- MATERIAL SHOWN
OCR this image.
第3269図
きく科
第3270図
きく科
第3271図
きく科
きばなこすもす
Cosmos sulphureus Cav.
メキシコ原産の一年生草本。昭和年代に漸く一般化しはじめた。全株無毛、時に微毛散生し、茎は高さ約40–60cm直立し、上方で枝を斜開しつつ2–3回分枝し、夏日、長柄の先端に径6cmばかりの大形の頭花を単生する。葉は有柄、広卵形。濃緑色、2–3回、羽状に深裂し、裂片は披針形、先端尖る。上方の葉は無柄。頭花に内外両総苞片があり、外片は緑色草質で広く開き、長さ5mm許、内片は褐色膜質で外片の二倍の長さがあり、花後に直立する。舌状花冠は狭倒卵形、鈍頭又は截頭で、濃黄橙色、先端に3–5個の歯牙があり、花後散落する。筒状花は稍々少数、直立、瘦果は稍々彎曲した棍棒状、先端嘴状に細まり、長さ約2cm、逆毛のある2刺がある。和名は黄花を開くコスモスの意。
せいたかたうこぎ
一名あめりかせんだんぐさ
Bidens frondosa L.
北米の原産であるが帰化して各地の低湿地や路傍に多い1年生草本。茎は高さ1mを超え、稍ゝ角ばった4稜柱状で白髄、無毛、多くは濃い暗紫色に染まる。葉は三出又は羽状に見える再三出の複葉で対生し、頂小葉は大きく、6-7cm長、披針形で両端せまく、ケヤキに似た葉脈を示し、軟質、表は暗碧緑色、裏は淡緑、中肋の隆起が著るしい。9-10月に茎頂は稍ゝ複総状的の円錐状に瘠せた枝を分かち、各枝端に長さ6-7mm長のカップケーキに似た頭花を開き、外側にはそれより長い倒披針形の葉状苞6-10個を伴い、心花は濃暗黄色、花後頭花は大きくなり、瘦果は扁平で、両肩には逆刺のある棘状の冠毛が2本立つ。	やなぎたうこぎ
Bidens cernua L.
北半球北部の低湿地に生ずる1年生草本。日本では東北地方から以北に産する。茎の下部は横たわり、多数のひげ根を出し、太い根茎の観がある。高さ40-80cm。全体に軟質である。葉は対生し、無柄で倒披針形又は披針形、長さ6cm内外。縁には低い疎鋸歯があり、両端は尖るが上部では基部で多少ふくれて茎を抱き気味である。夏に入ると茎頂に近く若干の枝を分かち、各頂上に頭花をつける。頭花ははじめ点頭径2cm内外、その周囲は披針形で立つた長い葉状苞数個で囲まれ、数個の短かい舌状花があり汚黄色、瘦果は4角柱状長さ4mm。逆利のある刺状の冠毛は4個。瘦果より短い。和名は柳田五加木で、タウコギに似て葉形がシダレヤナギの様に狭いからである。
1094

* * *

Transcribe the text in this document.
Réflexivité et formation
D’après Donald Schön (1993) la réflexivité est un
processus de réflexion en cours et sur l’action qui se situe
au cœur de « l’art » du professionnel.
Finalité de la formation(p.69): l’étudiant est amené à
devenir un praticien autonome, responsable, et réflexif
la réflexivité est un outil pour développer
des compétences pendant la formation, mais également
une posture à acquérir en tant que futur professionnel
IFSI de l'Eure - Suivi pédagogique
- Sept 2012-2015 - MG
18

...

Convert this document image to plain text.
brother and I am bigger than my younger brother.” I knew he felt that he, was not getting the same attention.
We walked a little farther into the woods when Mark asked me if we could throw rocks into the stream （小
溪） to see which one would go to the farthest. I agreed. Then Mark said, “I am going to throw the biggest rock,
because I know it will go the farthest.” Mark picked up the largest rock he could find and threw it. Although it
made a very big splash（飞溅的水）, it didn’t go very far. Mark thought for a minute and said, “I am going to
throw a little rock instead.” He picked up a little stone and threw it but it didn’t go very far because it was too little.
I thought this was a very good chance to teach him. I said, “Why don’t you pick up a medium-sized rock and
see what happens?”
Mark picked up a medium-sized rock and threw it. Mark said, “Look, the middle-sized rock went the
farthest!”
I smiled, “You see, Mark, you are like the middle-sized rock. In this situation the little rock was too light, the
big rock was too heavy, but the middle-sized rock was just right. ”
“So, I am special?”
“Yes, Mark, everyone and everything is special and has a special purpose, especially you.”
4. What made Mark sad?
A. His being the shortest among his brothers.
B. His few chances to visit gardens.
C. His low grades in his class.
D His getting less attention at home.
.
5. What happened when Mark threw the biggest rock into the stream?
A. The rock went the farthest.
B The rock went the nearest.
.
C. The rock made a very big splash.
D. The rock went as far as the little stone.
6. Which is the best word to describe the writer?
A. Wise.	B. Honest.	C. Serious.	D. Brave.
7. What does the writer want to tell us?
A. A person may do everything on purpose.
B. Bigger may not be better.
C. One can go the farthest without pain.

- DESCRIPTION OF THE TASK
Select the lines from the entries that include the word "special".

- TASK ANSWER
“So, I am special?”
“Yes, Mark, everyone and everything is special and has a special purpose, especially you.”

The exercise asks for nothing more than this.